> Extracted records

────

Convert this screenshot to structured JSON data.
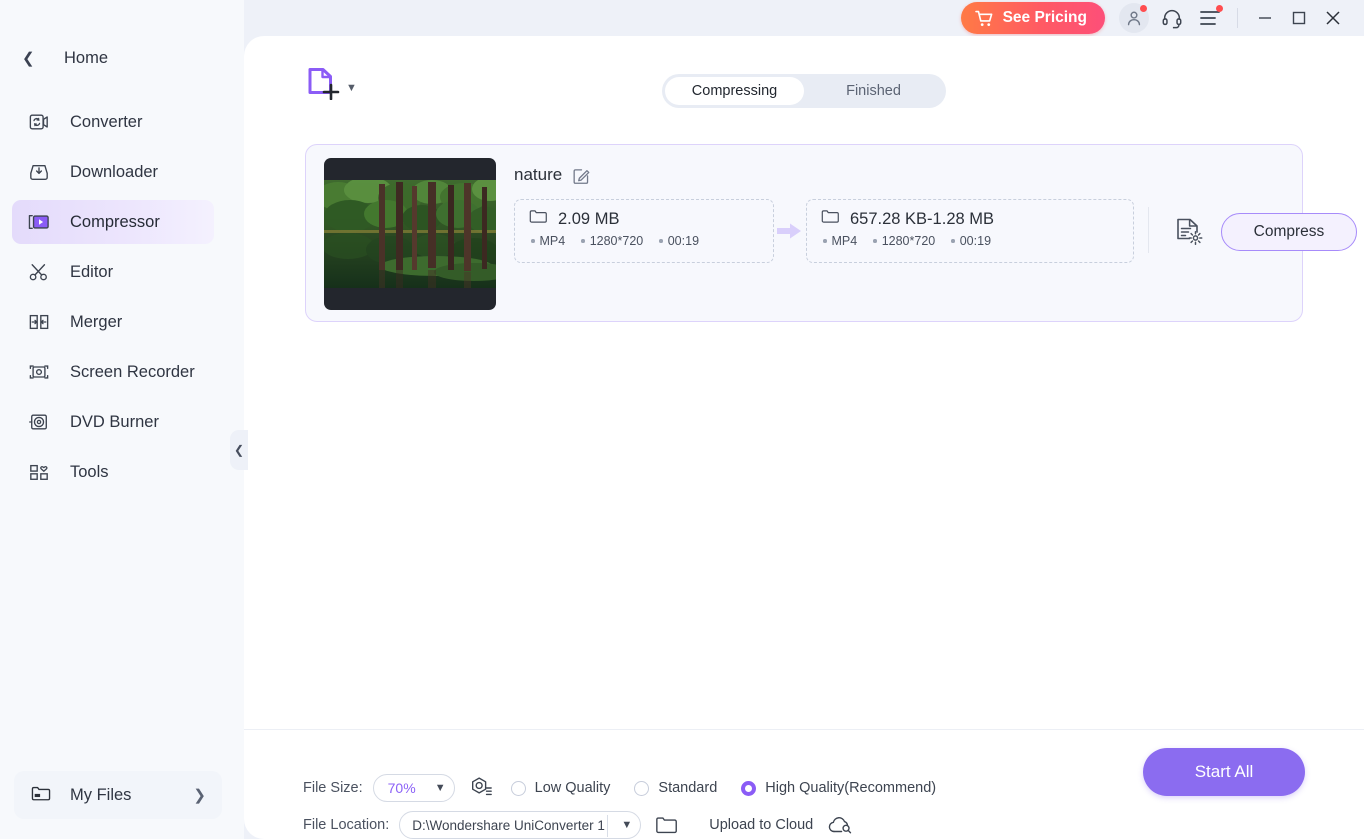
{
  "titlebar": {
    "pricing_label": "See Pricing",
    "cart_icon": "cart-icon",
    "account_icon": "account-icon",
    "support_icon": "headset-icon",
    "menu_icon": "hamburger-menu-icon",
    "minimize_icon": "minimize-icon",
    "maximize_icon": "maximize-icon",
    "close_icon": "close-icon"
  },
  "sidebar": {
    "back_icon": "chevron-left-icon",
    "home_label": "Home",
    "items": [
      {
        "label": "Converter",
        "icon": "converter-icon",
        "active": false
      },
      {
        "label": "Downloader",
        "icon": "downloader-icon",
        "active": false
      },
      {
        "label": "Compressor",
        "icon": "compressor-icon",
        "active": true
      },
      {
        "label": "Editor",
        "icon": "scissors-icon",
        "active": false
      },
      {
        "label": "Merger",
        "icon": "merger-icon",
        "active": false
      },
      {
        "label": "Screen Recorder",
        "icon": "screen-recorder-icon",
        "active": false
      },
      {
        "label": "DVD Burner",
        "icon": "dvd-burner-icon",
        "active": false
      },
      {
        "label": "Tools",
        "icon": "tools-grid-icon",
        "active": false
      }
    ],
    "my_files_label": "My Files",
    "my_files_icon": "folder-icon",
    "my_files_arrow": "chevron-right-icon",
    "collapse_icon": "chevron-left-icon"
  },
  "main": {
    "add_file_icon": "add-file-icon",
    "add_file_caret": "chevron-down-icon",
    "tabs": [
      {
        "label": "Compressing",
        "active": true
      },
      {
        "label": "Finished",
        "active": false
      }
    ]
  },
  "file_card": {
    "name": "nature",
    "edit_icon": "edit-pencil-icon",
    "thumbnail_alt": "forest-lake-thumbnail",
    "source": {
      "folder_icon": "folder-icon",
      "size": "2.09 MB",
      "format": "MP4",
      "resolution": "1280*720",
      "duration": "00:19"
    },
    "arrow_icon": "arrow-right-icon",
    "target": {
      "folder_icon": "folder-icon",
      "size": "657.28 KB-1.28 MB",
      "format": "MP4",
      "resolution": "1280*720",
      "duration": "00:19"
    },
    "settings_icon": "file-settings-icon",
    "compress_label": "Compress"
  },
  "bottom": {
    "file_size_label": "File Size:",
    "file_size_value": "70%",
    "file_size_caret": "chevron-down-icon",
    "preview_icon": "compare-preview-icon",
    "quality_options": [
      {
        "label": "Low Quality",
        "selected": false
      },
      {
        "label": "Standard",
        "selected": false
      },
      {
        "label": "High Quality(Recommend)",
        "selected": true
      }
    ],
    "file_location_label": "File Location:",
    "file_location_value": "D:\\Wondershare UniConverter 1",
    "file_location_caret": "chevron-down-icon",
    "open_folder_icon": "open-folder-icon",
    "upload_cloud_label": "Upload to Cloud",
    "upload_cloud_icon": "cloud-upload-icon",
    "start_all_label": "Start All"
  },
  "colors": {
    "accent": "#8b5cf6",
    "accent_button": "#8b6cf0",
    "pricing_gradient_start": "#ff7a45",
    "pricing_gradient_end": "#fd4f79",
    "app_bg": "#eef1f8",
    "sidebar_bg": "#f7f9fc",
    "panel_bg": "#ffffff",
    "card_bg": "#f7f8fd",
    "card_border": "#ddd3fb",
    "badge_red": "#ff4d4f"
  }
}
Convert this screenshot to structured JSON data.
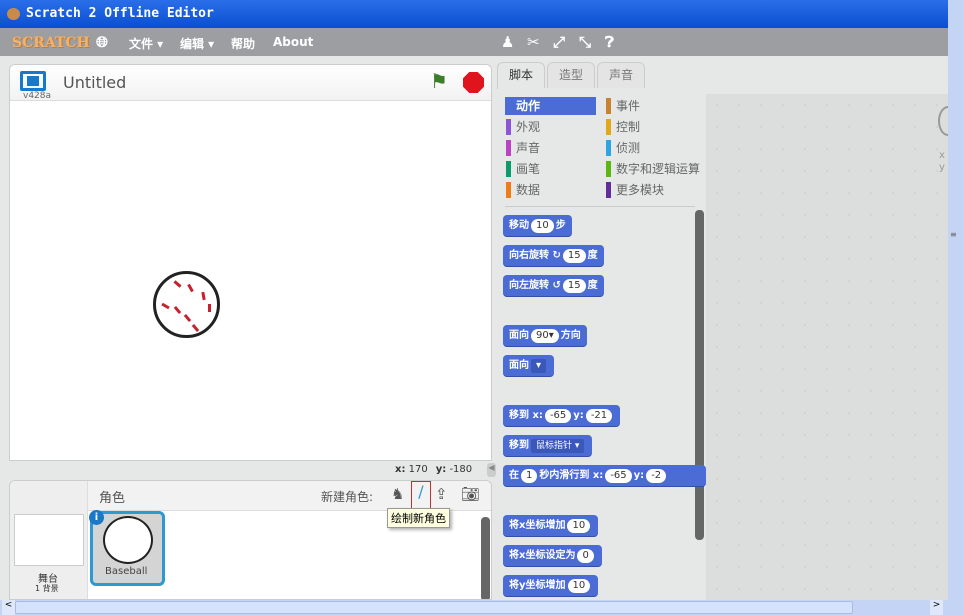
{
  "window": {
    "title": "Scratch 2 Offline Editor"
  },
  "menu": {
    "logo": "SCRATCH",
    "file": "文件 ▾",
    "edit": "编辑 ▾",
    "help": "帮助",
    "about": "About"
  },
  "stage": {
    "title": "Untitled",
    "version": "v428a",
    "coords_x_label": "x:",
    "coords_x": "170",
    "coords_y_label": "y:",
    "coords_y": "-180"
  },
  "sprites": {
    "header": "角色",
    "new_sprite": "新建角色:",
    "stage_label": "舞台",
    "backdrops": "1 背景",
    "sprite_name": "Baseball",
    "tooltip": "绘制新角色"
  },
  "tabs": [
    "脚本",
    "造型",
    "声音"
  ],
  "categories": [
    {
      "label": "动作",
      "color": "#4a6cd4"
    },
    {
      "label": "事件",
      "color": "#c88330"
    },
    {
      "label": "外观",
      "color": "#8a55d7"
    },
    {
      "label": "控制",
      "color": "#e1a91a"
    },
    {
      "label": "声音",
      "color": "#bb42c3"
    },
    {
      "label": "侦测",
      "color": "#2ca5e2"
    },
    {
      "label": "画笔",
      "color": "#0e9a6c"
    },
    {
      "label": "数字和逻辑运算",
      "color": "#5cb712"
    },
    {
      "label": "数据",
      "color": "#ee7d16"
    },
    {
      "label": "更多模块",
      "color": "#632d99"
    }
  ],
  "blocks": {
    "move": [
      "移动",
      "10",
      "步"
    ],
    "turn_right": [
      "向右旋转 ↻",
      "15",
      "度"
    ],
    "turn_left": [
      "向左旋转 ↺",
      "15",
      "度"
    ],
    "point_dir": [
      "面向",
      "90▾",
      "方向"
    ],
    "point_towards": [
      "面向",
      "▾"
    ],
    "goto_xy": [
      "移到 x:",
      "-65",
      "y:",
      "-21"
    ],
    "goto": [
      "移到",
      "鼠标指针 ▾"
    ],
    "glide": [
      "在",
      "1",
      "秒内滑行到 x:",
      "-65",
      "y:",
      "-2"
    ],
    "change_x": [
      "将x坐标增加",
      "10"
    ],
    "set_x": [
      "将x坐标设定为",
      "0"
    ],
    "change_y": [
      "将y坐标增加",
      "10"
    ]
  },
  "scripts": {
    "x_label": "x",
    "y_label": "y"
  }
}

────

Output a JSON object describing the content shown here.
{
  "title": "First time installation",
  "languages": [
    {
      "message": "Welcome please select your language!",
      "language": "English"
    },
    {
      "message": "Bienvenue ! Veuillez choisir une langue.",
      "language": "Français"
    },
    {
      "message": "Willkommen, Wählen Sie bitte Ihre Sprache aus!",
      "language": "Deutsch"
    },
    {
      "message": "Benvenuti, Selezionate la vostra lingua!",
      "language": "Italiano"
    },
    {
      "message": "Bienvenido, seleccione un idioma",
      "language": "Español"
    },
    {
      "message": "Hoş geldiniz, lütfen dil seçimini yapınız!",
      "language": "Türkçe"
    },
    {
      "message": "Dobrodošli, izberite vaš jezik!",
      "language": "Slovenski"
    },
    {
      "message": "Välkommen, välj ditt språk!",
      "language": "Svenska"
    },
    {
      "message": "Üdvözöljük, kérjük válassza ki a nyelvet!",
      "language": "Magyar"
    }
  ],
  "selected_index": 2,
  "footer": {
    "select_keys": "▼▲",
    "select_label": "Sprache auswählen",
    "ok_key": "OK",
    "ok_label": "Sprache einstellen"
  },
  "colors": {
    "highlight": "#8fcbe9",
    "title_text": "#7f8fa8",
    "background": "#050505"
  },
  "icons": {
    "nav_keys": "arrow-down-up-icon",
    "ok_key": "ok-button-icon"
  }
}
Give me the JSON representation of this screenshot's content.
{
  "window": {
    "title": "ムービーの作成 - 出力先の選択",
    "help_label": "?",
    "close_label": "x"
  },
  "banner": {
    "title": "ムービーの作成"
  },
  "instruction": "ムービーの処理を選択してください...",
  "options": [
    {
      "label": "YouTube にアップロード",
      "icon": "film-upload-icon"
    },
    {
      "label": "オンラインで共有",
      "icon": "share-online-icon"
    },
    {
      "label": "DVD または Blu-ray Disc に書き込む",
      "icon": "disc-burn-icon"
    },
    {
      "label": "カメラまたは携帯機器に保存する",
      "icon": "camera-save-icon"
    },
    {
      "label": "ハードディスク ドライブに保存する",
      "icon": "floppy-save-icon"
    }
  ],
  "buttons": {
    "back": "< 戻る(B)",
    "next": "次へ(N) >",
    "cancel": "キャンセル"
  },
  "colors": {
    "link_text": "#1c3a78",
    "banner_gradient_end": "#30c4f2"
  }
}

────

> Problem to work on
Copy all lines from the material that hold "chevron".

> Solution to the exercise
    "back_icon": "chevron-left-icon",
    "my_files_arrow": "chevron-right-icon",
    "collapse_icon": "chevron-left-icon"
    "add_file_caret": "chevron-down-icon",
    "file_size_caret": "chevron-down-icon",
    "file_location_caret": "chevron-down-icon",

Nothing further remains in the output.